• [WHAT NEEDS TO BE DONE]: Give the entries again, word for word.

[START WORKING DATA]

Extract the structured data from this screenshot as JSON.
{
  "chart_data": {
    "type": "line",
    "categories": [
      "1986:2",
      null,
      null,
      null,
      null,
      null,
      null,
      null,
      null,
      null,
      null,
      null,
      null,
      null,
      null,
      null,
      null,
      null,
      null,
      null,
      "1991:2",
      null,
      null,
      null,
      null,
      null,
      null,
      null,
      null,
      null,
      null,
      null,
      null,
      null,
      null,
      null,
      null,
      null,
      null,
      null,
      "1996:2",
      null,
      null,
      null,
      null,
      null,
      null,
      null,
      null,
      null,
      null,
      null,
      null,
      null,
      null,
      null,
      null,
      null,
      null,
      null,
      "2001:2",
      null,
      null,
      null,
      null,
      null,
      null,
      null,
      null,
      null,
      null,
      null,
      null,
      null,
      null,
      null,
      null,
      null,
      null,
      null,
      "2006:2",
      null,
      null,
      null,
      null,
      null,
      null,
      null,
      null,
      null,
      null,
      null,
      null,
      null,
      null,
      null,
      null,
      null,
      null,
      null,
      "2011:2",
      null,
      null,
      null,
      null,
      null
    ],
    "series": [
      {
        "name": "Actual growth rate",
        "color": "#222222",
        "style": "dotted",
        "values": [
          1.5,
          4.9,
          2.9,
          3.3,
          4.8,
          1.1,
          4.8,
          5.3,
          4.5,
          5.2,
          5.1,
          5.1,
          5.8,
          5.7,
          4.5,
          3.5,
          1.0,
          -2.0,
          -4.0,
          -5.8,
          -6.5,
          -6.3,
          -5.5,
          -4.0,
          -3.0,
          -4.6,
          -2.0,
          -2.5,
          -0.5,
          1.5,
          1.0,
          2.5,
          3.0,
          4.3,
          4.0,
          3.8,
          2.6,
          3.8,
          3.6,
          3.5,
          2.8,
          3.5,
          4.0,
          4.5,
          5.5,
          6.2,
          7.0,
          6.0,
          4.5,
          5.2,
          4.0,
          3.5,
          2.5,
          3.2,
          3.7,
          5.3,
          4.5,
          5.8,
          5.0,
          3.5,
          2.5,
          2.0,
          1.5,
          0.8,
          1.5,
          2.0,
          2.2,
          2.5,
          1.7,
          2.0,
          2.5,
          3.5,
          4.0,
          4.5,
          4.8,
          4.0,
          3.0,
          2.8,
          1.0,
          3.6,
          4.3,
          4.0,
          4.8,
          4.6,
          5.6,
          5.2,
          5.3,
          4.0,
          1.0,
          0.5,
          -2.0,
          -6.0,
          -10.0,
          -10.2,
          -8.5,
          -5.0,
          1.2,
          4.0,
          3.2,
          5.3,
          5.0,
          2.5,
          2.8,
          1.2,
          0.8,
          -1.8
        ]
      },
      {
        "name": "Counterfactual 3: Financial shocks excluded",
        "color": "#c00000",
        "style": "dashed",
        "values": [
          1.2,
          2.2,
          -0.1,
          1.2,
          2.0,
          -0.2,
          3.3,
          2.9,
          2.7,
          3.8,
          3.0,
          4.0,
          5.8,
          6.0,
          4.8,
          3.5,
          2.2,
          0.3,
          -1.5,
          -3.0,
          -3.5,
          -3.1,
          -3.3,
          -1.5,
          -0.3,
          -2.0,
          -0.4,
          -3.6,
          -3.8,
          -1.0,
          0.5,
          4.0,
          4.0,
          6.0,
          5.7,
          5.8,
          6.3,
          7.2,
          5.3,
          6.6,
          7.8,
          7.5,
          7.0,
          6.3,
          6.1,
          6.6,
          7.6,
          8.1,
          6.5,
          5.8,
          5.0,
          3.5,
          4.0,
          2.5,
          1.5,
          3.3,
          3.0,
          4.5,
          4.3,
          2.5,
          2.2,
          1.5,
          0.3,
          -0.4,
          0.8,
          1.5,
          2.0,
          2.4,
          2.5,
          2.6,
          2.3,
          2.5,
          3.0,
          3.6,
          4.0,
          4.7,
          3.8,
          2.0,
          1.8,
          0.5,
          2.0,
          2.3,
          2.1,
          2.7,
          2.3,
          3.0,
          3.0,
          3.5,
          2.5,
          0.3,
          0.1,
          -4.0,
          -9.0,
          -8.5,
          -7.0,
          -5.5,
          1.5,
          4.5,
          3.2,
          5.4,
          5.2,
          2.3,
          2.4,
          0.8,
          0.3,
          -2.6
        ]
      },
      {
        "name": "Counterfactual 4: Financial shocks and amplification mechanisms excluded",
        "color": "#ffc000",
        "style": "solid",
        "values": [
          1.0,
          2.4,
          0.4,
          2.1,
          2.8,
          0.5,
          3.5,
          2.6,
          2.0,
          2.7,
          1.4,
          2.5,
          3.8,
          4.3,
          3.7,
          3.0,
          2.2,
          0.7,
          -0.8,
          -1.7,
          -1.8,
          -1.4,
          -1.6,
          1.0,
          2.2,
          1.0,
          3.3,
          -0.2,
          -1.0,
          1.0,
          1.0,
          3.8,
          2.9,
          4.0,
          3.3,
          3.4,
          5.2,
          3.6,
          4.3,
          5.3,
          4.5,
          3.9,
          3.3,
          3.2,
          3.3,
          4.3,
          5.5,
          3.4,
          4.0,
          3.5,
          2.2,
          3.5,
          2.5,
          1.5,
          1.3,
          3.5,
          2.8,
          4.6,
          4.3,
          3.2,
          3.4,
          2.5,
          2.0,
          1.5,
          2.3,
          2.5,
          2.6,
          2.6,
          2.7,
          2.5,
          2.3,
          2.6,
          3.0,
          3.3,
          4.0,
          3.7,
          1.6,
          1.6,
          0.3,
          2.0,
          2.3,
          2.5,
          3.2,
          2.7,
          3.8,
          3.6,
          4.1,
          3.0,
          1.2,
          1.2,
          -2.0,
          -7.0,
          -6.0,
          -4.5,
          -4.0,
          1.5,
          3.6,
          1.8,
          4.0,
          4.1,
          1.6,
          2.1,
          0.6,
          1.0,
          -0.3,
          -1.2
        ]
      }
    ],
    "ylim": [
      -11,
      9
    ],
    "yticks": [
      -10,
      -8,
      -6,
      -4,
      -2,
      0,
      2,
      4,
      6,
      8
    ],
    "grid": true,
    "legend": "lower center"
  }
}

[END WORKING DATA]

• [FULL OUTPUT]:
Extract the structured data from this screenshot as JSON.
{
  "chart_data": {
    "type": "line",
    "categories": [
      "1986:2",
      null,
      null,
      null,
      null,
      null,
      null,
      null,
      null,
      null,
      null,
      null,
      null,
      null,
      null,
      null,
      null,
      null,
      null,
      null,
      "1991:2",
      null,
      null,
      null,
      null,
      null,
      null,
      null,
      null,
      null,
      null,
      null,
      null,
      null,
      null,
      null,
      null,
      null,
      null,
      null,
      "1996:2",
      null,
      null,
      null,
      null,
      null,
      null,
      null,
      null,
      null,
      null,
      null,
      null,
      null,
      null,
      null,
      null,
      null,
      null,
      null,
      "2001:2",
      null,
      null,
      null,
      null,
      null,
      null,
      null,
      null,
      null,
      null,
      null,
      null,
      null,
      null,
      null,
      null,
      null,
      null,
      null,
      "2006:2",
      null,
      null,
      null,
      null,
      null,
      null,
      null,
      null,
      null,
      null,
      null,
      null,
      null,
      null,
      null,
      null,
      null,
      null,
      null,
      "2011:2",
      null,
      null,
      null,
      null,
      null
    ],
    "series": [
      {
        "name": "Actual growth rate",
        "color": "#222222",
        "style": "dotted",
        "values": [
          1.5,
          4.9,
          2.9,
          3.3,
          4.8,
          1.1,
          4.8,
          5.3,
          4.5,
          5.2,
          5.1,
          5.1,
          5.8,
          5.7,
          4.5,
          3.5,
          1.0,
          -2.0,
          -4.0,
          -5.8,
          -6.5,
          -6.3,
          -5.5,
          -4.0,
          -3.0,
          -4.6,
          -2.0,
          -2.5,
          -0.5,
          1.5,
          1.0,
          2.5,
          3.0,
          4.3,
          4.0,
          3.8,
          2.6,
          3.8,
          3.6,
          3.5,
          2.8,
          3.5,
          4.0,
          4.5,
          5.5,
          6.2,
          7.0,
          6.0,
          4.5,
          5.2,
          4.0,
          3.5,
          2.5,
          3.2,
          3.7,
          5.3,
          4.5,
          5.8,
          5.0,
          3.5,
          2.5,
          2.0,
          1.5,
          0.8,
          1.5,
          2.0,
          2.2,
          2.5,
          1.7,
          2.0,
          2.5,
          3.5,
          4.0,
          4.5,
          4.8,
          4.0,
          3.0,
          2.8,
          1.0,
          3.6,
          4.3,
          4.0,
          4.8,
          4.6,
          5.6,
          5.2,
          5.3,
          4.0,
          1.0,
          0.5,
          -2.0,
          -6.0,
          -10.0,
          -10.2,
          -8.5,
          -5.0,
          1.2,
          4.0,
          3.2,
          5.3,
          5.0,
          2.5,
          2.8,
          1.2,
          0.8,
          -1.8
        ]
      },
      {
        "name": "Counterfactual 3: Financial shocks excluded",
        "color": "#c00000",
        "style": "dashed",
        "values": [
          1.2,
          2.2,
          -0.1,
          1.2,
          2.0,
          -0.2,
          3.3,
          2.9,
          2.7,
          3.8,
          3.0,
          4.0,
          5.8,
          6.0,
          4.8,
          3.5,
          2.2,
          0.3,
          -1.5,
          -3.0,
          -3.5,
          -3.1,
          -3.3,
          -1.5,
          -0.3,
          -2.0,
          -0.4,
          -3.6,
          -3.8,
          -1.0,
          0.5,
          4.0,
          4.0,
          6.0,
          5.7,
          5.8,
          6.3,
          7.2,
          5.3,
          6.6,
          7.8,
          7.5,
          7.0,
          6.3,
          6.1,
          6.6,
          7.6,
          8.1,
          6.5,
          5.8,
          5.0,
          3.5,
          4.0,
          2.5,
          1.5,
          3.3,
          3.0,
          4.5,
          4.3,
          2.5,
          2.2,
          1.5,
          0.3,
          -0.4,
          0.8,
          1.5,
          2.0,
          2.4,
          2.5,
          2.6,
          2.3,
          2.5,
          3.0,
          3.6,
          4.0,
          4.7,
          3.8,
          2.0,
          1.8,
          0.5,
          2.0,
          2.3,
          2.1,
          2.7,
          2.3,
          3.0,
          3.0,
          3.5,
          2.5,
          0.3,
          0.1,
          -4.0,
          -9.0,
          -8.5,
          -7.0,
          -5.5,
          1.5,
          4.5,
          3.2,
          5.4,
          5.2,
          2.3,
          2.4,
          0.8,
          0.3,
          -2.6
        ]
      },
      {
        "name": "Counterfactual 4: Financial shocks and amplification mechanisms excluded",
        "color": "#ffc000",
        "style": "solid",
        "values": [
          1.0,
          2.4,
          0.4,
          2.1,
          2.8,
          0.5,
          3.5,
          2.6,
          2.0,
          2.7,
          1.4,
          2.5,
          3.8,
          4.3,
          3.7,
          3.0,
          2.2,
          0.7,
          -0.8,
          -1.7,
          -1.8,
          -1.4,
          -1.6,
          1.0,
          2.2,
          1.0,
          3.3,
          -0.2,
          -1.0,
          1.0,
          1.0,
          3.8,
          2.9,
          4.0,
          3.3,
          3.4,
          5.2,
          3.6,
          4.3,
          5.3,
          4.5,
          3.9,
          3.3,
          3.2,
          3.3,
          4.3,
          5.5,
          3.4,
          4.0,
          3.5,
          2.2,
          3.5,
          2.5,
          1.5,
          1.3,
          3.5,
          2.8,
          4.6,
          4.3,
          3.2,
          3.4,
          2.5,
          2.0,
          1.5,
          2.3,
          2.5,
          2.6,
          2.6,
          2.7,
          2.5,
          2.3,
          2.6,
          3.0,
          3.3,
          4.0,
          3.7,
          1.6,
          1.6,
          0.3,
          2.0,
          2.3,
          2.5,
          3.2,
          2.7,
          3.8,
          3.6,
          4.1,
          3.0,
          1.2,
          1.2,
          -2.0,
          -7.0,
          -6.0,
          -4.5,
          -4.0,
          1.5,
          3.6,
          1.8,
          4.0,
          4.1,
          1.6,
          2.1,
          0.6,
          1.0,
          -0.3,
          -1.2
        ]
      }
    ],
    "ylim": [
      -11,
      9
    ],
    "yticks": [
      -10,
      -8,
      -6,
      -4,
      -2,
      0,
      2,
      4,
      6,
      8
    ],
    "grid": true,
    "legend": "lower center"
  }
}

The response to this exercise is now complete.